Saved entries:
=-=-=
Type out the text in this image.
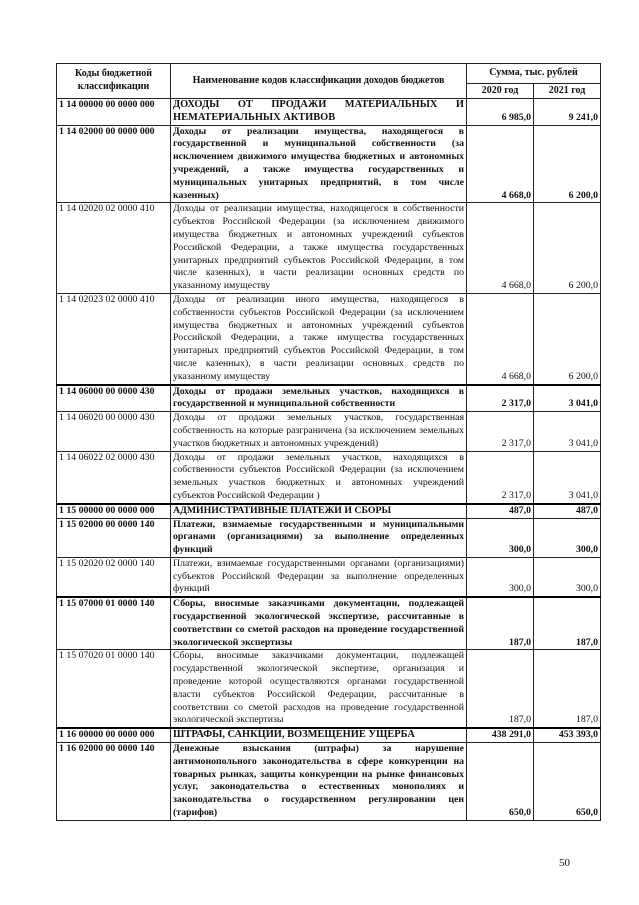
Коды бюджетной классификации	Наименование кодов классификации доходов бюджетов	Сумма, тыс. рублей	
		2020 год	2021 год
1 14 00000 00 0000 000	ДОХОДЫ ОТ ПРОДАЖИ МАТЕРИАЛЬНЫХ И НЕМАТЕРИАЛЬНЫХ АКТИВОВ	6 985,0	9 241,0
1 14 02000 00 0000 000	Доходы от реализации имущества, находящегося в государственной и муниципальной собственности (за исключением движимого имущества бюджетных и автономных учреждений, а также имущества государственных и муниципальных унитарных предприятий, в том числе казенных)	4 668,0	6 200,0
1 14 02020 02 0000 410	Доходы от реализации имущества, находящегося в собственности субъектов Российской Федерации (за исключением движимого имущества бюджетных и автономных учреждений субъектов Российской Федерации, а также имущества государственных унитарных предприятий субъектов Российской Федерации, в том числе казенных), в части реализации основных средств по указанному имуществу	4 668,0	6 200,0
1 14 02023 02 0000 410	Доходы от реализации иного имущества, находящегося в собственности субъектов Российской Федерации (за исключением имущества бюджетных и автономных учреждений субъектов Российской Федерации, а также имущества государственных унитарных предприятий субъектов Российской Федерации, в том числе казенных), в части реализации основных средств по указанному имуществу	4 668,0	6 200,0
1 14 06000 00 0000 430	Доходы от продажи земельных участков, находящихся в государственной и муниципальной собственности	2 317,0	3 041,0
1 14 06020 00 0000 430	Доходы от продажи земельных участков, государственная собственность на которые разграничена (за исключением земельных участков бюджетных и автономных учреждений)	2 317,0	3 041,0
1 14 06022 02 0000 430	Доходы от продажи земельных участков, находящихся в собственности субъектов Российской Федерации (за исключением земельных участков бюджетных и автономных учреждений субъектов Российской Федерации )	2 317,0	3 041,0
1 15 00000 00 0000 000	АДМИНИСТРАТИВНЫЕ ПЛАТЕЖИ И СБОРЫ	487,0	487,0
1 15 02000 00 0000 140	Платежи, взимаемые государственными и муниципальными органами (организациями) за выполнение определенных функций	300,0	300,0
1 15 02020 02 0000 140	Платежи, взимаемые государственными органами (организациями) субъектов Российской Федерации за выполнение определенных функций	300,0	300,0
1 15 07000 01 0000 140	Сборы, вносимые заказчиками документации, подлежащей государственной экологической экспертизе, рассчитанные в соответствии со сметой расходов на проведение государственной экологической экспертизы	187,0	187,0
1 15 07020 01 0000 140	Сборы, вносимые заказчиками документации, подлежащей государственной экологической экспертизе, организация и проведение которой осуществляются органами государственной власти субъектов Российской Федерации, рассчитанные в соответствии со сметой расходов на проведение государственной экологической экспертизы	187,0	187,0
1 16 00000 00 0000 000	ШТРАФЫ, САНКЦИИ, ВОЗМЕЩЕНИЕ УЩЕРБА	438 291,0	453 393,0
1 16 02000 00 0000 140	Денежные взыскания (штрафы) за нарушение антимонопольного законодательства в сфере конкуренции на товарных рынках, защиты конкуренции на рынке финансовых услуг, законодательства о естественных монополиях и законодательства о государственном регулировании цен (тарифов)	650,0	650,0
50
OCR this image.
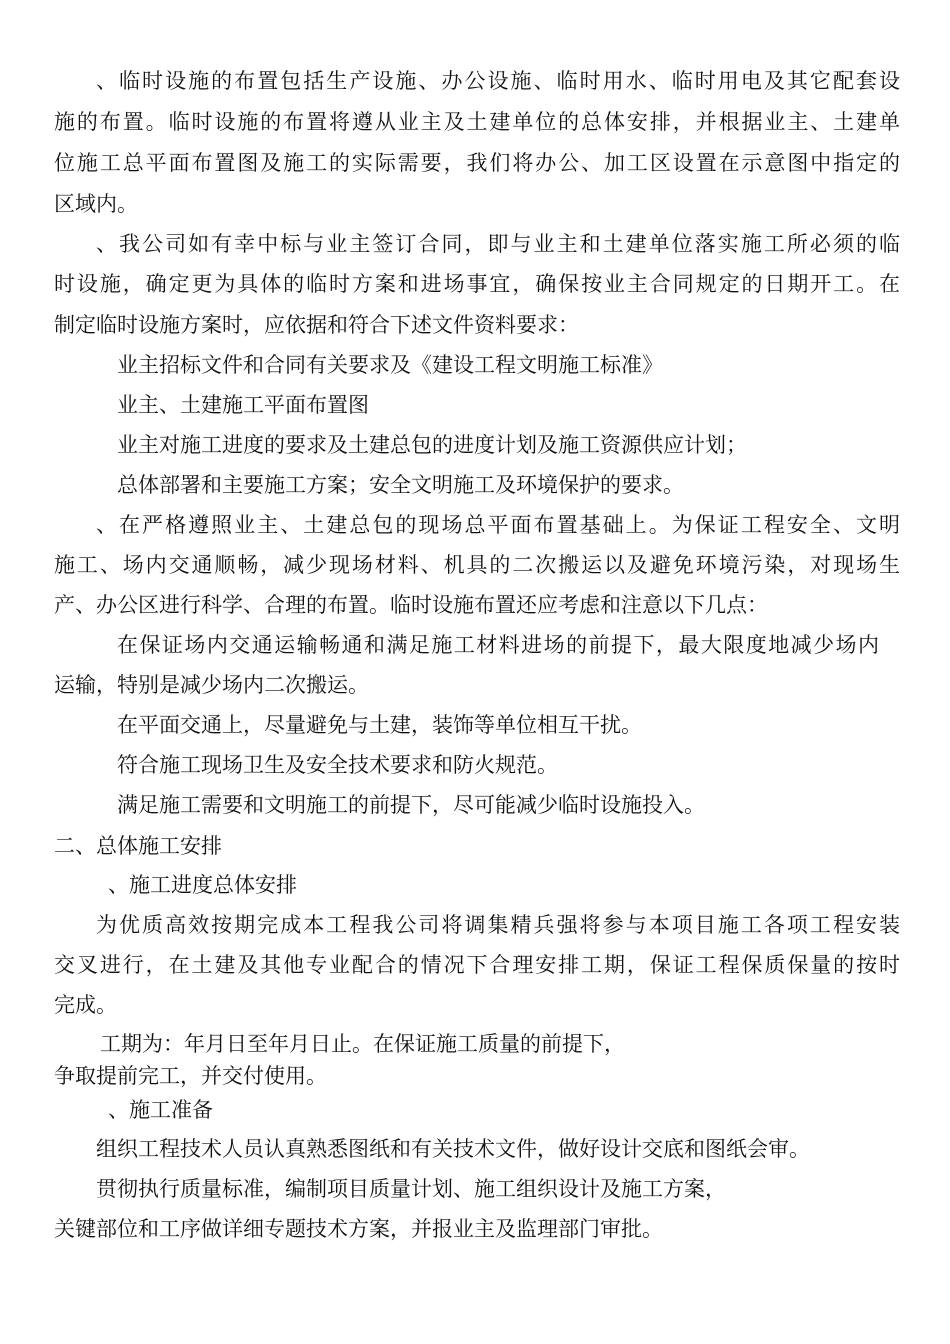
、临时设施的布置包括生产设施、办公设施、临时用水、临时用电及其它配套设
施的布置。临时设施的布置将遵从业主及土建单位的总体安排，并根据业主、土建单
位施工总平面布置图及施工的实际需要，我们将办公、加工区设置在示意图中指定的
区域内。
、我公司如有幸中标与业主签订合同，即与业主和土建单位落实施工所必须的临
时设施，确定更为具体的临时方案和进场事宜，确保按业主合同规定的日期开工。在
制定临时设施方案时，应依据和符合下述文件资料要求：
业主招标文件和合同有关要求及《建设工程文明施工标准》
业主、土建施工平面布置图
业主对施工进度的要求及土建总包的进度计划及施工资源供应计划；
总体部署和主要施工方案；安全文明施工及环境保护的要求。
、在严格遵照业主、土建总包的现场总平面布置基础上。为保证工程安全、文明
施工、场内交通顺畅，减少现场材料、机具的二次搬运以及避免环境污染，对现场生
产、办公区进行科学、合理的布置。临时设施布置还应考虑和注意以下几点：
在保证场内交通运输畅通和满足施工材料进场的前提下，最大限度地减少场内
运输，特别是减少场内二次搬运。
在平面交通上，尽量避免与土建，装饰等单位相互干扰。
符合施工现场卫生及安全技术要求和防火规范。
满足施工需要和文明施工的前提下，尽可能减少临时设施投入。
二、总体施工安排
、施工进度总体安排
为优质高效按期完成本工程我公司将调集精兵强将参与本项目施工各项工程安装
交叉进行，在土建及其他专业配合的情况下合理安排工期，保证工程保质保量的按时
完成。
工期为：年月日至年月日止。在保证施工质量的前提下，
争取提前完工，并交付使用。
、施工准备
组织工程技术人员认真熟悉图纸和有关技术文件，做好设计交底和图纸会审。
贯彻执行质量标准，编制项目质量计划、施工组织设计及施工方案，
关键部位和工序做详细专题技术方案，并报业主及监理部门审批。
=-=-=
**Aim of the task:** Every record above should come back exactly, but without its pictures.

**Full response:**
Type out the text in this image.
Коды бюджетной классификации	Наименование кодов классификации доходов бюджетов	Сумма, тыс. рублей	
		2020 год	2021 год
1 14 00000 00 0000 000	ДОХОДЫ ОТ ПРОДАЖИ МАТЕРИАЛЬНЫХ И НЕМАТЕРИАЛЬНЫХ АКТИВОВ	6 985,0	9 241,0
1 14 02000 00 0000 000	Доходы от реализации имущества, находящегося в государственной и муниципальной собственности (за исключением движимого имущества бюджетных и автономных учреждений, а также имущества государственных и муниципальных унитарных предприятий, в том числе казенных)	4 668,0	6 200,0
1 14 02020 02 0000 410	Доходы от реализации имущества, находящегося в собственности субъектов Российской Федерации (за исключением движимого имущества бюджетных и автономных учреждений субъектов Российской Федерации, а также имущества государственных унитарных предприятий субъектов Российской Федерации, в том числе казенных), в части реализации основных средств по указанному имуществу	4 668,0	6 200,0
1 14 02023 02 0000 410	Доходы от реализации иного имущества, находящегося в собственности субъектов Российской Федерации (за исключением имущества бюджетных и автономных учреждений субъектов Российской Федерации, а также имущества государственных унитарных предприятий субъектов Российской Федерации, в том числе казенных), в части реализации основных средств по указанному имуществу	4 668,0	6 200,0
1 14 06000 00 0000 430	Доходы от продажи земельных участков, находящихся в государственной и муниципальной собственности	2 317,0	3 041,0
1 14 06020 00 0000 430	Доходы от продажи земельных участков, государственная собственность на которые разграничена (за исключением земельных участков бюджетных и автономных учреждений)	2 317,0	3 041,0
1 14 06022 02 0000 430	Доходы от продажи земельных участков, находящихся в собственности субъектов Российской Федерации (за исключением земельных участков бюджетных и автономных учреждений субъектов Российской Федерации )	2 317,0	3 041,0
1 15 00000 00 0000 000	АДМИНИСТРАТИВНЫЕ ПЛАТЕЖИ И СБОРЫ	487,0	487,0
1 15 02000 00 0000 140	Платежи, взимаемые государственными и муниципальными органами (организациями) за выполнение определенных функций	300,0	300,0
1 15 02020 02 0000 140	Платежи, взимаемые государственными органами (организациями) субъектов Российской Федерации за выполнение определенных функций	300,0	300,0
1 15 07000 01 0000 140	Сборы, вносимые заказчиками документации, подлежащей государственной экологической экспертизе, рассчитанные в соответствии со сметой расходов на проведение государственной экологической экспертизы	187,0	187,0
1 15 07020 01 0000 140	Сборы, вносимые заказчиками документации, подлежащей государственной экологической экспертизе, организация и проведение которой осуществляются органами государственной власти субъектов Российской Федерации, рассчитанные в соответствии со сметой расходов на проведение государственной экологической экспертизы	187,0	187,0
1 16 00000 00 0000 000	ШТРАФЫ, САНКЦИИ, ВОЗМЕЩЕНИЕ УЩЕРБА	438 291,0	453 393,0
1 16 02000 00 0000 140	Денежные взыскания (штрафы) за нарушение антимонопольного законодательства в сфере конкуренции на товарных рынках, защиты конкуренции на рынке финансовых услуг, законодательства о естественных монополиях и законодательства о государственном регулировании цен (тарифов)	650,0	650,0
50
OCR this image.
、临时设施的布置包括生产设施、办公设施、临时用水、临时用电及其它配套设
施的布置。临时设施的布置将遵从业主及土建单位的总体安排，并根据业主、土建单
位施工总平面布置图及施工的实际需要，我们将办公、加工区设置在示意图中指定的
区域内。
、我公司如有幸中标与业主签订合同，即与业主和土建单位落实施工所必须的临
时设施，确定更为具体的临时方案和进场事宜，确保按业主合同规定的日期开工。在
制定临时设施方案时，应依据和符合下述文件资料要求：
业主招标文件和合同有关要求及《建设工程文明施工标准》
业主、土建施工平面布置图
业主对施工进度的要求及土建总包的进度计划及施工资源供应计划；
总体部署和主要施工方案；安全文明施工及环境保护的要求。
、在严格遵照业主、土建总包的现场总平面布置基础上。为保证工程安全、文明
施工、场内交通顺畅，减少现场材料、机具的二次搬运以及避免环境污染，对现场生
产、办公区进行科学、合理的布置。临时设施布置还应考虑和注意以下几点：
在保证场内交通运输畅通和满足施工材料进场的前提下，最大限度地减少场内
运输，特别是减少场内二次搬运。
在平面交通上，尽量避免与土建，装饰等单位相互干扰。
符合施工现场卫生及安全技术要求和防火规范。
满足施工需要和文明施工的前提下，尽可能减少临时设施投入。
二、总体施工安排
、施工进度总体安排
为优质高效按期完成本工程我公司将调集精兵强将参与本项目施工各项工程安装
交叉进行，在土建及其他专业配合的情况下合理安排工期，保证工程保质保量的按时
完成。
工期为：年月日至年月日止。在保证施工质量的前提下，
争取提前完工，并交付使用。
、施工准备
组织工程技术人员认真熟悉图纸和有关技术文件，做好设计交底和图纸会审。
贯彻执行质量标准，编制项目质量计划、施工组织设计及施工方案，
关键部位和工序做详细专题技术方案，并报业主及监理部门审批。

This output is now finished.